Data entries
───

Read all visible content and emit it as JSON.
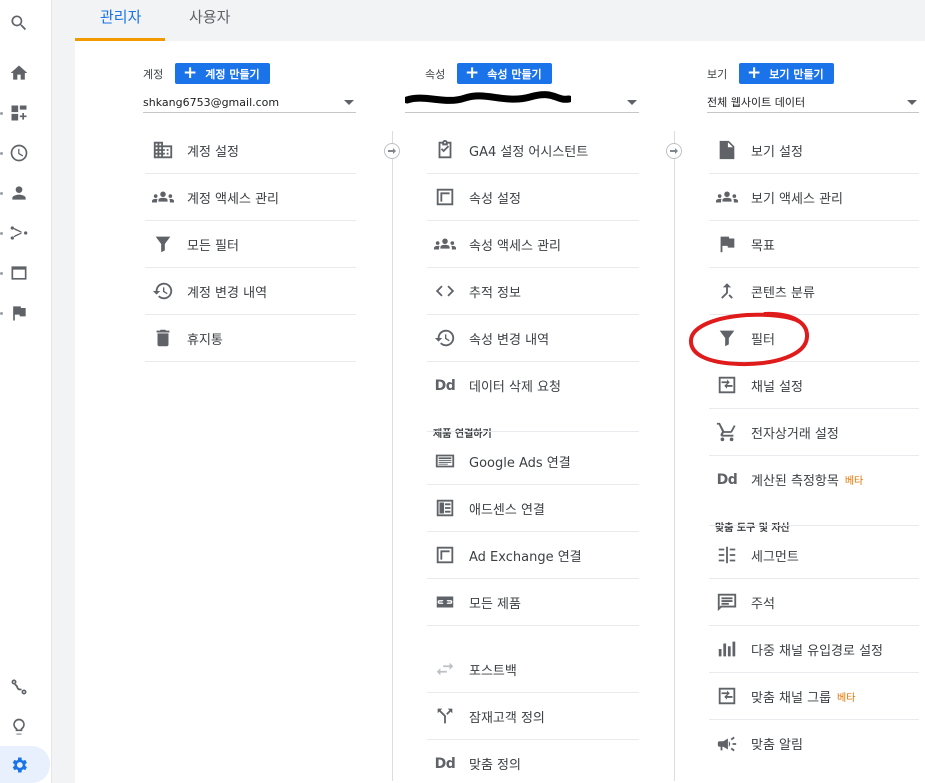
{
  "tabs": {
    "admin": "관리자",
    "users": "사용자"
  },
  "account": {
    "label": "계정",
    "create": "계정 만들기",
    "selected": "shkang6753@gmail.com",
    "items": [
      {
        "label": "계정 설정",
        "icon": "building-icon"
      },
      {
        "label": "계정 액세스 관리",
        "icon": "people-icon"
      },
      {
        "label": "모든 필터",
        "icon": "filter-icon"
      },
      {
        "label": "계정 변경 내역",
        "icon": "history-icon"
      },
      {
        "label": "휴지통",
        "icon": "trash-icon"
      }
    ]
  },
  "property": {
    "label": "속성",
    "create": "속성 만들기",
    "selected": "",
    "items": [
      {
        "label": "GA4 설정 어시스턴트",
        "icon": "checkbox-clipboard-icon"
      },
      {
        "label": "속성 설정",
        "icon": "window-icon"
      },
      {
        "label": "속성 액세스 관리",
        "icon": "people-icon"
      },
      {
        "label": "추적 정보",
        "icon": "code-icon"
      },
      {
        "label": "속성 변경 내역",
        "icon": "history-icon"
      },
      {
        "label": "데이터 삭제 요청",
        "icon": "dd-icon"
      }
    ],
    "links_heading": "제품 연결하기",
    "links": [
      {
        "label": "Google Ads 연결",
        "icon": "ads-icon"
      },
      {
        "label": "애드센스 연결",
        "icon": "adsense-icon"
      },
      {
        "label": "Ad Exchange 연결",
        "icon": "window-icon"
      },
      {
        "label": "모든 제품",
        "icon": "link-icon"
      },
      {
        "label": "포스트백",
        "icon": "swap-icon"
      },
      {
        "label": "잠재고객 정의",
        "icon": "fork-icon"
      },
      {
        "label": "맞춤 정의",
        "icon": "dd-icon"
      }
    ]
  },
  "view": {
    "label": "보기",
    "create": "보기 만들기",
    "selected": "전체 웹사이트 데이터",
    "items": [
      {
        "label": "보기 설정",
        "icon": "document-icon"
      },
      {
        "label": "보기 액세스 관리",
        "icon": "people-icon"
      },
      {
        "label": "목표",
        "icon": "flag-icon"
      },
      {
        "label": "콘텐츠 분류",
        "icon": "merge-icon"
      },
      {
        "label": "필터",
        "icon": "filter-icon"
      },
      {
        "label": "채널 설정",
        "icon": "channel-icon"
      },
      {
        "label": "전자상거래 설정",
        "icon": "cart-icon"
      },
      {
        "label": "계산된 측정항목",
        "icon": "dd-icon",
        "beta": "베타"
      }
    ],
    "tools_heading": "맞춤 도구 및 자산",
    "tools": [
      {
        "label": "세그먼트",
        "icon": "segment-icon"
      },
      {
        "label": "주석",
        "icon": "comment-icon"
      },
      {
        "label": "다중 채널 유입경로 설정",
        "icon": "bar-chart-icon"
      },
      {
        "label": "맞춤 채널 그룹",
        "icon": "channel-icon",
        "beta": "베타"
      },
      {
        "label": "맞춤 알림",
        "icon": "megaphone-icon"
      }
    ]
  },
  "colors": {
    "accent": "#1a73e8",
    "tab_underline": "#f29900",
    "annotation": "#e01b1b",
    "beta": "#e37400"
  }
}
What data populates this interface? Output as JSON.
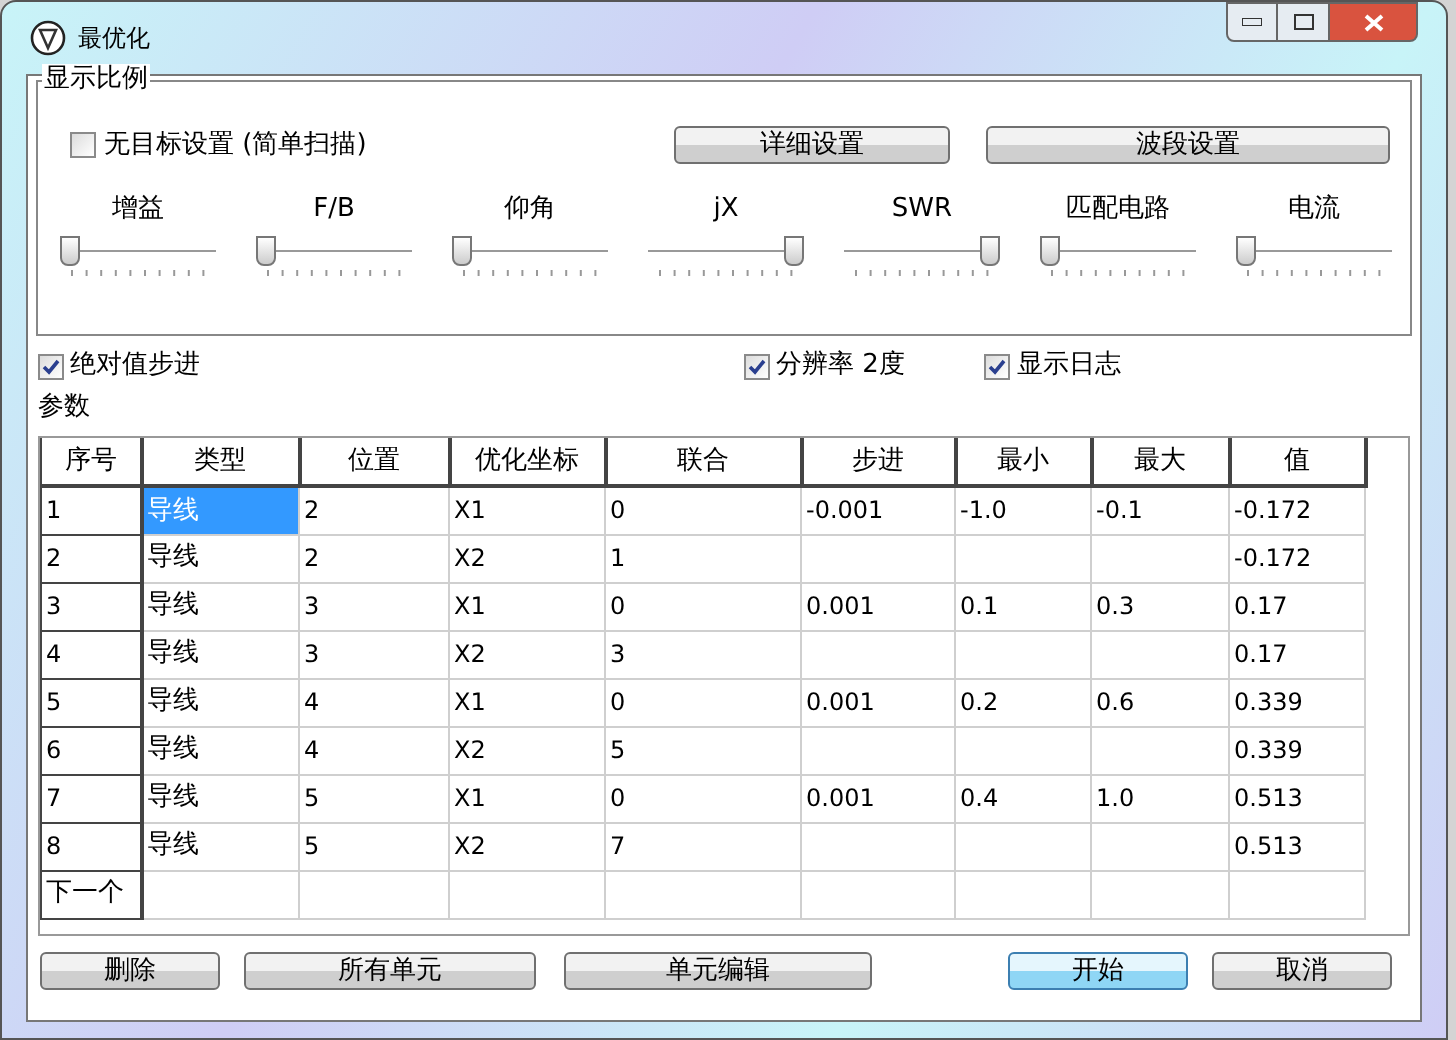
{
  "window": {
    "title": "最优化"
  },
  "group": {
    "title": "显示比例"
  },
  "no_target": {
    "label": "无目标设置 (简单扫描)",
    "checked": false
  },
  "top_buttons": [
    "详细设置",
    "波段设置"
  ],
  "sliders": [
    {
      "label": "增益",
      "level": 0
    },
    {
      "label": "F/B",
      "level": 0
    },
    {
      "label": "仰角",
      "level": 0
    },
    {
      "label": "jX",
      "level": 1
    },
    {
      "label": "SWR",
      "level": 1
    },
    {
      "label": "匹配电路",
      "level": 0
    },
    {
      "label": "电流",
      "level": 0
    }
  ],
  "options": [
    {
      "label": "绝对值步进",
      "checked": true
    },
    {
      "label": "分辨率 2度",
      "checked": true
    },
    {
      "label": "显示日志",
      "checked": true
    }
  ],
  "params_label": "参数",
  "table": {
    "columns": [
      "序号",
      "类型",
      "位置",
      "优化坐标",
      "联合",
      "步进",
      "最小",
      "最大",
      "值"
    ],
    "rows": [
      {
        "cells": [
          "1",
          "导线",
          "2",
          "X1",
          "0",
          "-0.001",
          "-1.0",
          "-0.1",
          "-0.172"
        ],
        "selected": true
      },
      {
        "cells": [
          "2",
          "导线",
          "2",
          "X2",
          "1",
          "",
          "",
          "",
          "-0.172"
        ],
        "selected": false
      },
      {
        "cells": [
          "3",
          "导线",
          "3",
          "X1",
          "0",
          "0.001",
          "0.1",
          "0.3",
          "0.17"
        ],
        "selected": false
      },
      {
        "cells": [
          "4",
          "导线",
          "3",
          "X2",
          "3",
          "",
          "",
          "",
          "0.17"
        ],
        "selected": false
      },
      {
        "cells": [
          "5",
          "导线",
          "4",
          "X1",
          "0",
          "0.001",
          "0.2",
          "0.6",
          "0.339"
        ],
        "selected": false
      },
      {
        "cells": [
          "6",
          "导线",
          "4",
          "X2",
          "5",
          "",
          "",
          "",
          "0.339"
        ],
        "selected": false
      },
      {
        "cells": [
          "7",
          "导线",
          "5",
          "X1",
          "0",
          "0.001",
          "0.4",
          "1.0",
          "0.513"
        ],
        "selected": false
      },
      {
        "cells": [
          "8",
          "导线",
          "5",
          "X2",
          "7",
          "",
          "",
          "",
          "0.513"
        ],
        "selected": false
      }
    ],
    "new_row": "下一个"
  },
  "bottom_buttons": [
    {
      "label": "删除",
      "default": false
    },
    {
      "label": "所有单元",
      "default": false
    },
    {
      "label": "单元编辑",
      "default": false
    },
    {
      "label": "开始",
      "default": true
    },
    {
      "label": "取消",
      "default": false
    }
  ]
}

───

• **Aim of the exercise**
In your copy of the listing above, reproduce each line exactly and omit all pictures.

• **Result of this exercise**
Read all visible content and emit it as JSON.
{
  "tabs": {
    "admin": "관리자",
    "users": "사용자"
  },
  "account": {
    "label": "계정",
    "create": "계정 만들기",
    "selected": "shkang6753@gmail.com",
    "items": [
      {
        "label": "계정 설정",
        "icon": "building-icon"
      },
      {
        "label": "계정 액세스 관리",
        "icon": "people-icon"
      },
      {
        "label": "모든 필터",
        "icon": "filter-icon"
      },
      {
        "label": "계정 변경 내역",
        "icon": "history-icon"
      },
      {
        "label": "휴지통",
        "icon": "trash-icon"
      }
    ]
  },
  "property": {
    "label": "속성",
    "create": "속성 만들기",
    "selected": "",
    "items": [
      {
        "label": "GA4 설정 어시스턴트",
        "icon": "checkbox-clipboard-icon"
      },
      {
        "label": "속성 설정",
        "icon": "window-icon"
      },
      {
        "label": "속성 액세스 관리",
        "icon": "people-icon"
      },
      {
        "label": "추적 정보",
        "icon": "code-icon"
      },
      {
        "label": "속성 변경 내역",
        "icon": "history-icon"
      },
      {
        "label": "데이터 삭제 요청",
        "icon": "dd-icon"
      }
    ],
    "links_heading": "제품 연결하기",
    "links": [
      {
        "label": "Google Ads 연결",
        "icon": "ads-icon"
      },
      {
        "label": "애드센스 연결",
        "icon": "adsense-icon"
      },
      {
        "label": "Ad Exchange 연결",
        "icon": "window-icon"
      },
      {
        "label": "모든 제품",
        "icon": "link-icon"
      },
      {
        "label": "포스트백",
        "icon": "swap-icon"
      },
      {
        "label": "잠재고객 정의",
        "icon": "fork-icon"
      },
      {
        "label": "맞춤 정의",
        "icon": "dd-icon"
      }
    ]
  },
  "view": {
    "label": "보기",
    "create": "보기 만들기",
    "selected": "전체 웹사이트 데이터",
    "items": [
      {
        "label": "보기 설정",
        "icon": "document-icon"
      },
      {
        "label": "보기 액세스 관리",
        "icon": "people-icon"
      },
      {
        "label": "목표",
        "icon": "flag-icon"
      },
      {
        "label": "콘텐츠 분류",
        "icon": "merge-icon"
      },
      {
        "label": "필터",
        "icon": "filter-icon"
      },
      {
        "label": "채널 설정",
        "icon": "channel-icon"
      },
      {
        "label": "전자상거래 설정",
        "icon": "cart-icon"
      },
      {
        "label": "계산된 측정항목",
        "icon": "dd-icon",
        "beta": "베타"
      }
    ],
    "tools_heading": "맞춤 도구 및 자산",
    "tools": [
      {
        "label": "세그먼트",
        "icon": "segment-icon"
      },
      {
        "label": "주석",
        "icon": "comment-icon"
      },
      {
        "label": "다중 채널 유입경로 설정",
        "icon": "bar-chart-icon"
      },
      {
        "label": "맞춤 채널 그룹",
        "icon": "channel-icon",
        "beta": "베타"
      },
      {
        "label": "맞춤 알림",
        "icon": "megaphone-icon"
      }
    ]
  },
  "colors": {
    "accent": "#1a73e8",
    "tab_underline": "#f29900",
    "annotation": "#e01b1b",
    "beta": "#e37400"
  }
}
What data populates this interface? Output as JSON.
{
  "window": {
    "title": "最优化"
  },
  "group": {
    "title": "显示比例"
  },
  "no_target": {
    "label": "无目标设置 (简单扫描)",
    "checked": false
  },
  "top_buttons": [
    "详细设置",
    "波段设置"
  ],
  "sliders": [
    {
      "label": "增益",
      "level": 0
    },
    {
      "label": "F/B",
      "level": 0
    },
    {
      "label": "仰角",
      "level": 0
    },
    {
      "label": "jX",
      "level": 1
    },
    {
      "label": "SWR",
      "level": 1
    },
    {
      "label": "匹配电路",
      "level": 0
    },
    {
      "label": "电流",
      "level": 0
    }
  ],
  "options": [
    {
      "label": "绝对值步进",
      "checked": true
    },
    {
      "label": "分辨率 2度",
      "checked": true
    },
    {
      "label": "显示日志",
      "checked": true
    }
  ],
  "params_label": "参数",
  "table": {
    "columns": [
      "序号",
      "类型",
      "位置",
      "优化坐标",
      "联合",
      "步进",
      "最小",
      "最大",
      "值"
    ],
    "rows": [
      {
        "cells": [
          "1",
          "导线",
          "2",
          "X1",
          "0",
          "-0.001",
          "-1.0",
          "-0.1",
          "-0.172"
        ],
        "selected": true
      },
      {
        "cells": [
          "2",
          "导线",
          "2",
          "X2",
          "1",
          "",
          "",
          "",
          "-0.172"
        ],
        "selected": false
      },
      {
        "cells": [
          "3",
          "导线",
          "3",
          "X1",
          "0",
          "0.001",
          "0.1",
          "0.3",
          "0.17"
        ],
        "selected": false
      },
      {
        "cells": [
          "4",
          "导线",
          "3",
          "X2",
          "3",
          "",
          "",
          "",
          "0.17"
        ],
        "selected": false
      },
      {
        "cells": [
          "5",
          "导线",
          "4",
          "X1",
          "0",
          "0.001",
          "0.2",
          "0.6",
          "0.339"
        ],
        "selected": false
      },
      {
        "cells": [
          "6",
          "导线",
          "4",
          "X2",
          "5",
          "",
          "",
          "",
          "0.339"
        ],
        "selected": false
      },
      {
        "cells": [
          "7",
          "导线",
          "5",
          "X1",
          "0",
          "0.001",
          "0.4",
          "1.0",
          "0.513"
        ],
        "selected": false
      },
      {
        "cells": [
          "8",
          "导线",
          "5",
          "X2",
          "7",
          "",
          "",
          "",
          "0.513"
        ],
        "selected": false
      }
    ],
    "new_row": "下一个"
  },
  "bottom_buttons": [
    {
      "label": "删除",
      "default": false
    },
    {
      "label": "所有单元",
      "default": false
    },
    {
      "label": "单元编辑",
      "default": false
    },
    {
      "label": "开始",
      "default": true
    },
    {
      "label": "取消",
      "default": false
    }
  ]
}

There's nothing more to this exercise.